- Aim -
Write out the data below exactly as given, without any of its pictures.

- Records for this exercise -
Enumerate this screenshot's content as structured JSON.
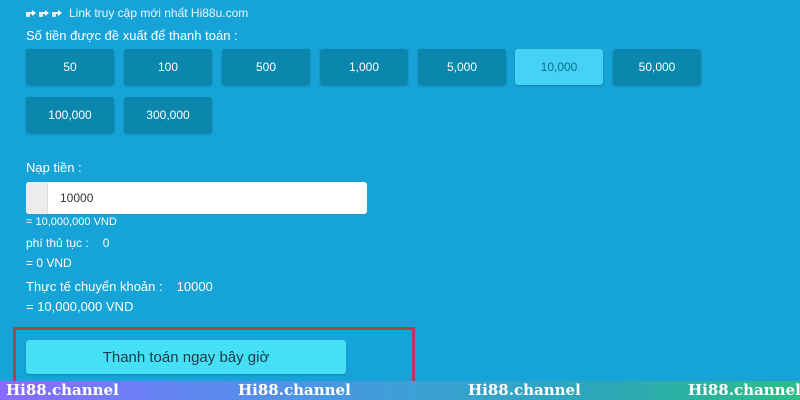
{
  "promo": {
    "icons": [
      "pointing-hand-icon",
      "pointing-hand-icon",
      "pointing-hand-icon"
    ],
    "text": "Link truy cập mới nhất Hi88u.com"
  },
  "amount_title": "Số tiền được đề xuất để thanh toán :",
  "amount_options": [
    {
      "label": "50",
      "selected": false
    },
    {
      "label": "100",
      "selected": false
    },
    {
      "label": "500",
      "selected": false
    },
    {
      "label": "1,000",
      "selected": false
    },
    {
      "label": "5,000",
      "selected": false
    },
    {
      "label": "10,000",
      "selected": true
    },
    {
      "label": "50,000",
      "selected": false
    },
    {
      "label": "100,000",
      "selected": false
    },
    {
      "label": "300,000",
      "selected": false
    }
  ],
  "deposit": {
    "label": "Nạp tiền :",
    "value": "10000",
    "converted": "= 10,000,000 VND"
  },
  "fee": {
    "label": "phí thủ tục :",
    "value": "0",
    "converted": "= 0 VND"
  },
  "actual": {
    "label": "Thực tế chuyển khoản :",
    "value": "10000",
    "converted": "= 10,000,000 VND"
  },
  "pay_button": "Thanh toán ngay bây giờ",
  "watermark": [
    "Hi88.channel",
    "Hi88.channel",
    "Hi88.channel",
    "Hi88.channel"
  ],
  "colors": {
    "background": "#16a4d8",
    "button": "#0b86ad",
    "selected_button": "#45d2f6",
    "pay_button": "#45e0f5",
    "highlight_border": "#b43a58"
  }
}
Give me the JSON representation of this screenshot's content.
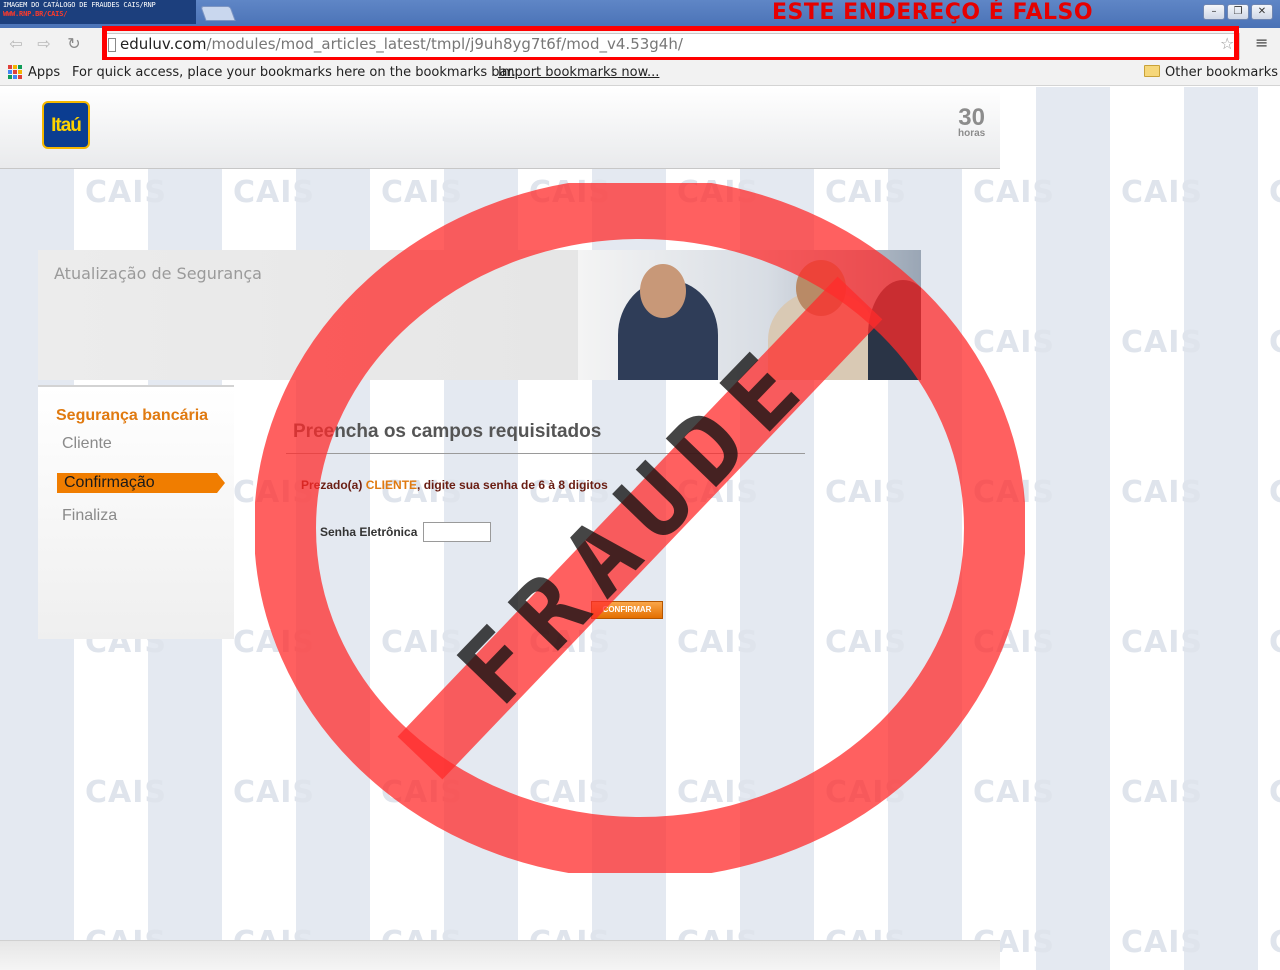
{
  "browser": {
    "tab_caption": "IMAGEM DO CATÁLOGO DE FRAUDES CAIS/RNP",
    "tab_caption_sub": "WWW.RNP.BR/CAIS/",
    "url_host": "eduluv.com",
    "url_path": "/modules/mod_articles_latest/tmpl/j9uh8yg7t6f/mod_v4.53g4h/",
    "warning_label": "ESTE ENDEREÇO É FALSO",
    "bookmarks": {
      "apps": "Apps",
      "hint": "For quick access, place your bookmarks here on the bookmarks bar.",
      "import": "Import bookmarks now...",
      "other": "Other bookmarks"
    }
  },
  "watermark": "CAIS",
  "stamp_text": "FRAUDE",
  "header": {
    "logo_text": "Itaú",
    "badge_number": "30",
    "badge_label": "horas"
  },
  "banner": {
    "title": "Atualização de Segurança"
  },
  "sidebar": {
    "title": "Segurança bancária",
    "items": [
      {
        "label": "Cliente"
      },
      {
        "label": "Confirmação"
      },
      {
        "label": "Finaliza"
      }
    ]
  },
  "form": {
    "title": "Preencha os campos requisitados",
    "msg_prefix": "Prezado(a) ",
    "msg_client": "CLIENTE",
    "msg_suffix": ", digite sua senha de 6 à 8 digitos",
    "password_label": "Senha Eletrônica",
    "confirm_label": "CONFIRMAR"
  },
  "colors": {
    "accent": "#f07d00",
    "warning": "#ff0000",
    "brand": "#0b3d91"
  }
}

- Answer for the task -
Enumerate this screenshot's content as structured JSON.
{
  "promo": {
    "icons": [
      "pointing-hand-icon",
      "pointing-hand-icon",
      "pointing-hand-icon"
    ],
    "text": "Link truy cập mới nhất Hi88u.com"
  },
  "amount_title": "Số tiền được đề xuất để thanh toán :",
  "amount_options": [
    {
      "label": "50",
      "selected": false
    },
    {
      "label": "100",
      "selected": false
    },
    {
      "label": "500",
      "selected": false
    },
    {
      "label": "1,000",
      "selected": false
    },
    {
      "label": "5,000",
      "selected": false
    },
    {
      "label": "10,000",
      "selected": true
    },
    {
      "label": "50,000",
      "selected": false
    },
    {
      "label": "100,000",
      "selected": false
    },
    {
      "label": "300,000",
      "selected": false
    }
  ],
  "deposit": {
    "label": "Nạp tiền :",
    "value": "10000",
    "converted": "= 10,000,000 VND"
  },
  "fee": {
    "label": "phí thủ tục :",
    "value": "0",
    "converted": "= 0 VND"
  },
  "actual": {
    "label": "Thực tế chuyển khoản :",
    "value": "10000",
    "converted": "= 10,000,000 VND"
  },
  "pay_button": "Thanh toán ngay bây giờ",
  "watermark": [
    "Hi88.channel",
    "Hi88.channel",
    "Hi88.channel",
    "Hi88.channel"
  ],
  "colors": {
    "background": "#16a4d8",
    "button": "#0b86ad",
    "selected_button": "#45d2f6",
    "pay_button": "#45e0f5",
    "highlight_border": "#b43a58"
  }
}
Give me the JSON representation of this screenshot's content.
{
  "browser": {
    "tab_caption": "IMAGEM DO CATÁLOGO DE FRAUDES CAIS/RNP",
    "tab_caption_sub": "WWW.RNP.BR/CAIS/",
    "url_host": "eduluv.com",
    "url_path": "/modules/mod_articles_latest/tmpl/j9uh8yg7t6f/mod_v4.53g4h/",
    "warning_label": "ESTE ENDEREÇO É FALSO",
    "bookmarks": {
      "apps": "Apps",
      "hint": "For quick access, place your bookmarks here on the bookmarks bar.",
      "import": "Import bookmarks now...",
      "other": "Other bookmarks"
    }
  },
  "watermark": "CAIS",
  "stamp_text": "FRAUDE",
  "header": {
    "logo_text": "Itaú",
    "badge_number": "30",
    "badge_label": "horas"
  },
  "banner": {
    "title": "Atualização de Segurança"
  },
  "sidebar": {
    "title": "Segurança bancária",
    "items": [
      {
        "label": "Cliente"
      },
      {
        "label": "Confirmação"
      },
      {
        "label": "Finaliza"
      }
    ]
  },
  "form": {
    "title": "Preencha os campos requisitados",
    "msg_prefix": "Prezado(a) ",
    "msg_client": "CLIENTE",
    "msg_suffix": ", digite sua senha de 6 à 8 digitos",
    "password_label": "Senha Eletrônica",
    "confirm_label": "CONFIRMAR"
  },
  "colors": {
    "accent": "#f07d00",
    "warning": "#ff0000",
    "brand": "#0b3d91"
  }
}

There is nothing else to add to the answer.